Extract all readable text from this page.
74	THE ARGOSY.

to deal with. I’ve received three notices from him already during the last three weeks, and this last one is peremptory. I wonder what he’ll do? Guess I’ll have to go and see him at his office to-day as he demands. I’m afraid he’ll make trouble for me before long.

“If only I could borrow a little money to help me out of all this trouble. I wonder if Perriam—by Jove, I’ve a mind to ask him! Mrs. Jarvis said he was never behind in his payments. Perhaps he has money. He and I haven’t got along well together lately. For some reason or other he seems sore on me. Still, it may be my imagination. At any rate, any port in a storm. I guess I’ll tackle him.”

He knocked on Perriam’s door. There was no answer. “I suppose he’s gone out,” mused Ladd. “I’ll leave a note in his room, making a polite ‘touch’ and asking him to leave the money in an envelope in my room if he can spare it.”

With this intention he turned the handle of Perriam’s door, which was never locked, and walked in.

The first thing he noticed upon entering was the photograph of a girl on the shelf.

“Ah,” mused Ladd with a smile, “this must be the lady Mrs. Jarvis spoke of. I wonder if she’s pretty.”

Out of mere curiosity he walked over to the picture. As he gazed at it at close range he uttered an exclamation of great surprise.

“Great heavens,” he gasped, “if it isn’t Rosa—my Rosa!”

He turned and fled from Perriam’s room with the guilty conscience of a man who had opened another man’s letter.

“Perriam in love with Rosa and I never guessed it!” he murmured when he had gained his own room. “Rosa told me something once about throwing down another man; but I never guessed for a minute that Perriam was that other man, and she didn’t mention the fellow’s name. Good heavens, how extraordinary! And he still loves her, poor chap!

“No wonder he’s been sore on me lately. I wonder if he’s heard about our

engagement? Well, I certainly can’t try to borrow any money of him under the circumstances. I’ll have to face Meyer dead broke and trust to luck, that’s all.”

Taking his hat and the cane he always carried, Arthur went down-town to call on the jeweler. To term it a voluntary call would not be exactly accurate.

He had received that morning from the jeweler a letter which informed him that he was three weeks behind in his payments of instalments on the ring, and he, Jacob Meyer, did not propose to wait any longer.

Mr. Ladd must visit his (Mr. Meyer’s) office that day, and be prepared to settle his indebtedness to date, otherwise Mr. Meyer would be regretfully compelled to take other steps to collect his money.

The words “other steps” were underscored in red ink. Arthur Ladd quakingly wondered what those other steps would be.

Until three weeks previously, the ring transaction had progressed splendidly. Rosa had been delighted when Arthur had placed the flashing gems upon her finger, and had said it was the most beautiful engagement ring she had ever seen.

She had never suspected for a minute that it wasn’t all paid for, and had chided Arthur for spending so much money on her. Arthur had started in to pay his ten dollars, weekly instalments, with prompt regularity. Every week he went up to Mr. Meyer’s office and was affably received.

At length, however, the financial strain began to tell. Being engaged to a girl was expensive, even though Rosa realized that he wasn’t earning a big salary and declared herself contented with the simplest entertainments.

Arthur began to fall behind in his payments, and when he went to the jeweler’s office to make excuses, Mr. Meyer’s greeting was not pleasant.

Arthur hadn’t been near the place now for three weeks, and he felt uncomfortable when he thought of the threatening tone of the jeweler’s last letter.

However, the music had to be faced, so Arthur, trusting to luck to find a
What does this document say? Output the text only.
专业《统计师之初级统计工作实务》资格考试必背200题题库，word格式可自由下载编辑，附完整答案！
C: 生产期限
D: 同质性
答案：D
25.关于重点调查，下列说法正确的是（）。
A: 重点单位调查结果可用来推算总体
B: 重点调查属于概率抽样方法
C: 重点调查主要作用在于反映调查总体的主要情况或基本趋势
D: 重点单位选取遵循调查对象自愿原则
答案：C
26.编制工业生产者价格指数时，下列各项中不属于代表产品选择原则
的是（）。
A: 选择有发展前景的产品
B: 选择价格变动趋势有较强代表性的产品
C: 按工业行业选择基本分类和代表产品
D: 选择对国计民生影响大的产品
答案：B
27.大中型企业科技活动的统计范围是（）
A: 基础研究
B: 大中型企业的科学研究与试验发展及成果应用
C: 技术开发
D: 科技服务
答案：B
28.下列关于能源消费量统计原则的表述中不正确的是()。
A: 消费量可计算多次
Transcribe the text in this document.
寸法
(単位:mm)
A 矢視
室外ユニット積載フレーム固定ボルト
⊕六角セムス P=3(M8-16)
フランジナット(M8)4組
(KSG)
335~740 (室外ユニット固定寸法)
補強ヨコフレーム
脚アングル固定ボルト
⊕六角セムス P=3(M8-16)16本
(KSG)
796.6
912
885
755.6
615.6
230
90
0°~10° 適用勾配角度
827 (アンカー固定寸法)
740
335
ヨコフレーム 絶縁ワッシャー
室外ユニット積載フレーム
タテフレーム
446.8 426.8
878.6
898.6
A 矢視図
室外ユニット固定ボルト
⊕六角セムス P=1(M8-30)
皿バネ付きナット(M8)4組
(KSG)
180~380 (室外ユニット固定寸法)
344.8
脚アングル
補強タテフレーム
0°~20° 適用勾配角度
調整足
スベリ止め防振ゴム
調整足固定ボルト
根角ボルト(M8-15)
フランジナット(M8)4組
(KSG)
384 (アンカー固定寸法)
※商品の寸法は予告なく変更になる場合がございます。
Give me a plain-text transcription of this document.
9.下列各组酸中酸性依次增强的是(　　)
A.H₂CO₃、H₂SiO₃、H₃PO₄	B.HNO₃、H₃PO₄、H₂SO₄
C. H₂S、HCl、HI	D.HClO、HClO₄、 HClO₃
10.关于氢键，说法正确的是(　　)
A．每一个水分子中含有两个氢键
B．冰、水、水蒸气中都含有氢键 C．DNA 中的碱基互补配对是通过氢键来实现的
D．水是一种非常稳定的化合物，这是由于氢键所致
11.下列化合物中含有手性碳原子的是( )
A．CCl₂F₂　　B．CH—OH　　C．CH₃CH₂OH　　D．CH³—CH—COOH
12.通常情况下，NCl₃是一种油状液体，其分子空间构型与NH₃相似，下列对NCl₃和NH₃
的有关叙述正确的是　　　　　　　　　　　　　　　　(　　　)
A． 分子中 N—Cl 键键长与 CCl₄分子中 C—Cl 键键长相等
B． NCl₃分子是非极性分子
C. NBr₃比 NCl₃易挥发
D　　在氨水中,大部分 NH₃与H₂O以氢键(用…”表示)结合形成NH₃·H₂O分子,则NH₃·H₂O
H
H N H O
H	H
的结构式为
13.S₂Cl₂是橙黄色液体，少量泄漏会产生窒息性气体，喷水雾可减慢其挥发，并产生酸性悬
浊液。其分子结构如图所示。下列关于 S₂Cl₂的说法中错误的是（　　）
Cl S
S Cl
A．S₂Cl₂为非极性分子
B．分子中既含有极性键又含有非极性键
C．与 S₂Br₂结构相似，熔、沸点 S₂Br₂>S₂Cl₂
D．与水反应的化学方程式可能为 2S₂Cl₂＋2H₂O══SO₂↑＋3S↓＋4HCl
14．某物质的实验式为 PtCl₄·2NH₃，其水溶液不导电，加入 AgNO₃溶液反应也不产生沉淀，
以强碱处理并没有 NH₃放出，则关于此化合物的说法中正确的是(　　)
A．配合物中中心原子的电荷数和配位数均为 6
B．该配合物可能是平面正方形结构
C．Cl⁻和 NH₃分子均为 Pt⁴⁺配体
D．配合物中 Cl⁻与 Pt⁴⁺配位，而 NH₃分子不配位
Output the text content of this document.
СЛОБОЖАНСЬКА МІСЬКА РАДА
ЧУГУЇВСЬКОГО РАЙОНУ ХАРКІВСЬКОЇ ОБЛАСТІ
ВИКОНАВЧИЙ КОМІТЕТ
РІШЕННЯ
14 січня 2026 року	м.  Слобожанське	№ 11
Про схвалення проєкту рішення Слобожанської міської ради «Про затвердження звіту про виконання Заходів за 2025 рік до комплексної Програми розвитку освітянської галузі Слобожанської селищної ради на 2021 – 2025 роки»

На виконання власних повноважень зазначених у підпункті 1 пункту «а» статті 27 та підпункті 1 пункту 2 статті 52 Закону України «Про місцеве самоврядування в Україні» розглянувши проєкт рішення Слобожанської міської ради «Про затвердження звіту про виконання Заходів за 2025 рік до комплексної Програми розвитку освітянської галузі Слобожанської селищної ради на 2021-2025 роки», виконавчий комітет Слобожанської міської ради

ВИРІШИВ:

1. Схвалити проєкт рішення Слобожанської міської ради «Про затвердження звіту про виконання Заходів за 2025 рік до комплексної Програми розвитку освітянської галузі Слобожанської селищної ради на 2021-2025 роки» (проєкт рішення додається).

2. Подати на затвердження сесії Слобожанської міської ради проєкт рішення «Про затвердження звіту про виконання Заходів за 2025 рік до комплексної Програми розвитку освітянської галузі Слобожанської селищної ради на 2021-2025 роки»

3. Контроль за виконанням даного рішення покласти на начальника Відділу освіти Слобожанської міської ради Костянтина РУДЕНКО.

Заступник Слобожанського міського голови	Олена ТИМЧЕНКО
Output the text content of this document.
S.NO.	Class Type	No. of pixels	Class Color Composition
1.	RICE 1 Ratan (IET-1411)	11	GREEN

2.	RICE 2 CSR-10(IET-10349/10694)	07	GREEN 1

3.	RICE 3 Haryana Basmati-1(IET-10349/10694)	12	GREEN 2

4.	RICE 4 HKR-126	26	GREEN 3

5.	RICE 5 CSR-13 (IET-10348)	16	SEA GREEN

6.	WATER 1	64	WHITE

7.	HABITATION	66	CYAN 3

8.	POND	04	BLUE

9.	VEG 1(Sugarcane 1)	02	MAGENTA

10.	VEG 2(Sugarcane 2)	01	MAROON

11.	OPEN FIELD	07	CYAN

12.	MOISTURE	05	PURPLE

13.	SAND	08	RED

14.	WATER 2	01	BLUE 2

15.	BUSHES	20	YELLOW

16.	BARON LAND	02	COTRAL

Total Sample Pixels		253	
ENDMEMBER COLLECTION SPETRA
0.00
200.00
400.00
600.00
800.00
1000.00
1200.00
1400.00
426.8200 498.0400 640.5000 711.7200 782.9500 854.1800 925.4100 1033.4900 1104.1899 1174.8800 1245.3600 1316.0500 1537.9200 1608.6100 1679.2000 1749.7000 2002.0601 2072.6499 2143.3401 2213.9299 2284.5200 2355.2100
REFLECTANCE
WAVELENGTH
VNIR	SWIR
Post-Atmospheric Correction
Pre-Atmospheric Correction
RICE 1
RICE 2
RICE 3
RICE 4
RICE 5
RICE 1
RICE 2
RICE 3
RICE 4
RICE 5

■ ■ ■ ■ ■

WHAT YOU NEED TO DO:
Only the number is wanted: how many lines in the data include the string "heavens"?

ANSWER TO THIS TASK:
2